Task objective> Set down the material below in full, matching it exactly.

Data extract>
** BEGIN **

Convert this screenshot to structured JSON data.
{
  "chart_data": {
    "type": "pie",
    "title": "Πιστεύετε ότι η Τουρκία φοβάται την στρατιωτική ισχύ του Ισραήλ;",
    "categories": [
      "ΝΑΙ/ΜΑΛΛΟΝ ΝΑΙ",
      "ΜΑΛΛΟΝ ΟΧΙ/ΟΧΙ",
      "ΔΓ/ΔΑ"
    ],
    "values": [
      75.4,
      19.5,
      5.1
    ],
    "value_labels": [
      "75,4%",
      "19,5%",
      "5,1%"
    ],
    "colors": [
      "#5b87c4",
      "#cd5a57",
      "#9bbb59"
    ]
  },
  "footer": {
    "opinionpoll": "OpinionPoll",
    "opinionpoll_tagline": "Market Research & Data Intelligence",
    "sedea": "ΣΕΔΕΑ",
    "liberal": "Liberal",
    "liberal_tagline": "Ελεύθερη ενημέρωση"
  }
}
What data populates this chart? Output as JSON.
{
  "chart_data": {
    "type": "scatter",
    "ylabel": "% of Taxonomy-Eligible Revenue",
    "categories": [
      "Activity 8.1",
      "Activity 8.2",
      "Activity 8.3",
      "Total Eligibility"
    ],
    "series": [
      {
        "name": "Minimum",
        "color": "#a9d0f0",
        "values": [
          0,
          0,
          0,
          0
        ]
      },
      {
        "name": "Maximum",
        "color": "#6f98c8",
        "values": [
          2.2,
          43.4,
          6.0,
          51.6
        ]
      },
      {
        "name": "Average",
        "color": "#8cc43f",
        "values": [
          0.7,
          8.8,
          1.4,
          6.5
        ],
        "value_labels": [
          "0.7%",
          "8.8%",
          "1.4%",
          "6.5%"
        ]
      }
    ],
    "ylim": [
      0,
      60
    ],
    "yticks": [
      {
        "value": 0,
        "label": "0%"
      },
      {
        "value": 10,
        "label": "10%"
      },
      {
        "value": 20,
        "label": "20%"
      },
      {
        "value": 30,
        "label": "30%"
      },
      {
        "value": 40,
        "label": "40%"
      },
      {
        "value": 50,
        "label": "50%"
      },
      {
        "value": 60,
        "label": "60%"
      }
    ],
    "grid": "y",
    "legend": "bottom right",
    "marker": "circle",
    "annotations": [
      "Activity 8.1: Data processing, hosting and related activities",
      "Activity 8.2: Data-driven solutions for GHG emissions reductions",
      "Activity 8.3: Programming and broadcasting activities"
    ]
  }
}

** END **

Finished answer>
Convert this screenshot to structured JSON data.
{
  "chart_data": {
    "type": "pie",
    "title": "Πιστεύετε ότι η Τουρκία φοβάται την στρατιωτική ισχύ του Ισραήλ;",
    "categories": [
      "ΝΑΙ/ΜΑΛΛΟΝ ΝΑΙ",
      "ΜΑΛΛΟΝ ΟΧΙ/ΟΧΙ",
      "ΔΓ/ΔΑ"
    ],
    "values": [
      75.4,
      19.5,
      5.1
    ],
    "value_labels": [
      "75,4%",
      "19,5%",
      "5,1%"
    ],
    "colors": [
      "#5b87c4",
      "#cd5a57",
      "#9bbb59"
    ]
  },
  "footer": {
    "opinionpoll": "OpinionPoll",
    "opinionpoll_tagline": "Market Research & Data Intelligence",
    "sedea": "ΣΕΔΕΑ",
    "liberal": "Liberal",
    "liberal_tagline": "Ελεύθερη ενημέρωση"
  }
}
What data populates this chart? Output as JSON.
{
  "chart_data": {
    "type": "scatter",
    "ylabel": "% of Taxonomy-Eligible Revenue",
    "categories": [
      "Activity 8.1",
      "Activity 8.2",
      "Activity 8.3",
      "Total Eligibility"
    ],
    "series": [
      {
        "name": "Minimum",
        "color": "#a9d0f0",
        "values": [
          0,
          0,
          0,
          0
        ]
      },
      {
        "name": "Maximum",
        "color": "#6f98c8",
        "values": [
          2.2,
          43.4,
          6.0,
          51.6
        ]
      },
      {
        "name": "Average",
        "color": "#8cc43f",
        "values": [
          0.7,
          8.8,
          1.4,
          6.5
        ],
        "value_labels": [
          "0.7%",
          "8.8%",
          "1.4%",
          "6.5%"
        ]
      }
    ],
    "ylim": [
      0,
      60
    ],
    "yticks": [
      {
        "value": 0,
        "label": "0%"
      },
      {
        "value": 10,
        "label": "10%"
      },
      {
        "value": 20,
        "label": "20%"
      },
      {
        "value": 30,
        "label": "30%"
      },
      {
        "value": 40,
        "label": "40%"
      },
      {
        "value": 50,
        "label": "50%"
      },
      {
        "value": 60,
        "label": "60%"
      }
    ],
    "grid": "y",
    "legend": "bottom right",
    "marker": "circle",
    "annotations": [
      "Activity 8.1: Data processing, hosting and related activities",
      "Activity 8.2: Data-driven solutions for GHG emissions reductions",
      "Activity 8.3: Programming and broadcasting activities"
    ]
  }
}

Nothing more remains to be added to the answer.